_WHAT IS ASKED_
Which lines hold the string "this"? Copy every one of them.

_RECORDS PROVIDED_
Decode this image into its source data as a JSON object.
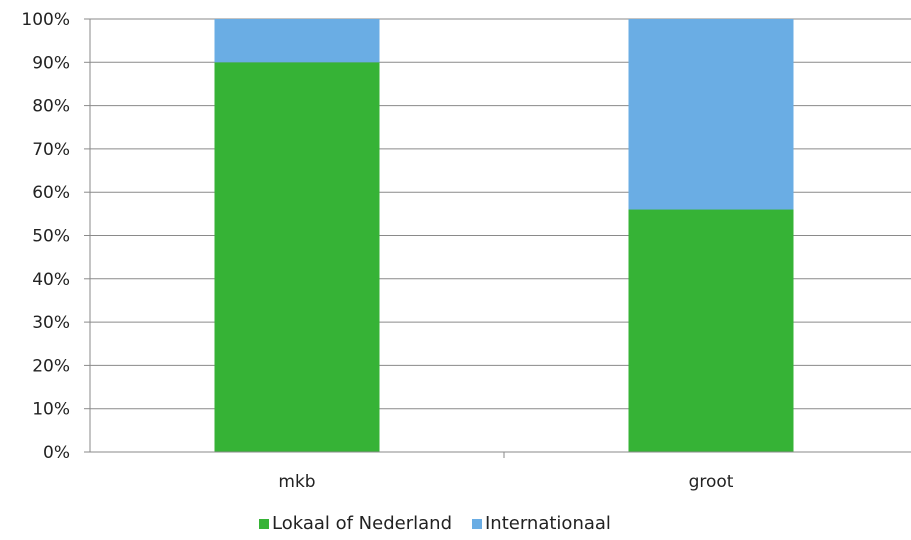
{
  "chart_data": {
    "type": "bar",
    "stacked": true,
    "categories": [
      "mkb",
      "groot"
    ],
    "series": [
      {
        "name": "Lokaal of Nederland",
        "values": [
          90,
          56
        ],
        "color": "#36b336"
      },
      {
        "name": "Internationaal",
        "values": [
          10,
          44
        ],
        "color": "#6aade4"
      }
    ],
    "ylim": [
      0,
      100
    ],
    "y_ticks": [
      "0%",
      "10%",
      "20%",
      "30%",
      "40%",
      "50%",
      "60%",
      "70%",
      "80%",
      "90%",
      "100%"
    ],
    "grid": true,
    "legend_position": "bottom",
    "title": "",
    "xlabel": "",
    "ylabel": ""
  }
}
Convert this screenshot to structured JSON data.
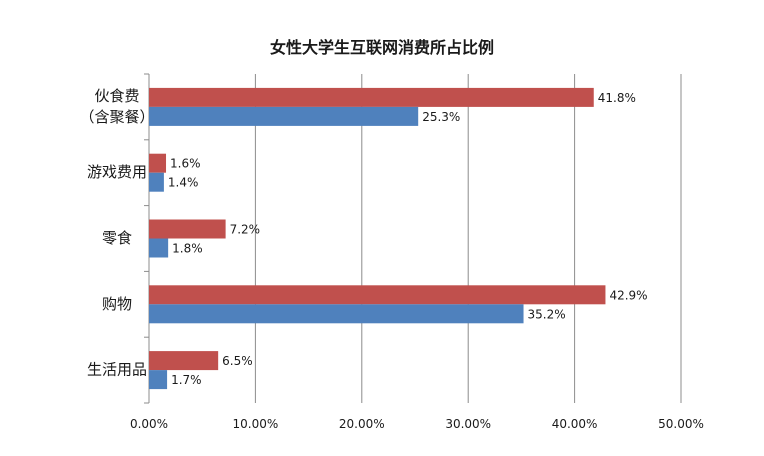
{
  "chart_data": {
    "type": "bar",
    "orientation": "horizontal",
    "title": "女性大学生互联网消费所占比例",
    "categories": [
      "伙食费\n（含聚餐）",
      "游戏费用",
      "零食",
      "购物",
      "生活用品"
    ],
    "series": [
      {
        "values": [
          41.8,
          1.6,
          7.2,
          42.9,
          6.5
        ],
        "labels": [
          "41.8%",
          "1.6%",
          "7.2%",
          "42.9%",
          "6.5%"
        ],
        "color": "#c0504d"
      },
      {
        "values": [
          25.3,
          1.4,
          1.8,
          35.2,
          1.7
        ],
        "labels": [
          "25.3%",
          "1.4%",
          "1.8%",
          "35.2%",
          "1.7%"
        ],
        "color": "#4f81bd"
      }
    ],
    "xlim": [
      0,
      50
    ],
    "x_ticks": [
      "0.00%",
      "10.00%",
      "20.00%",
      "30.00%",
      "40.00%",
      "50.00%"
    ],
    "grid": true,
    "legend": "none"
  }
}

_FINISHED TASK_
Decode this image into its source data as a JSON object.
Convert this screenshot to structured JSON data.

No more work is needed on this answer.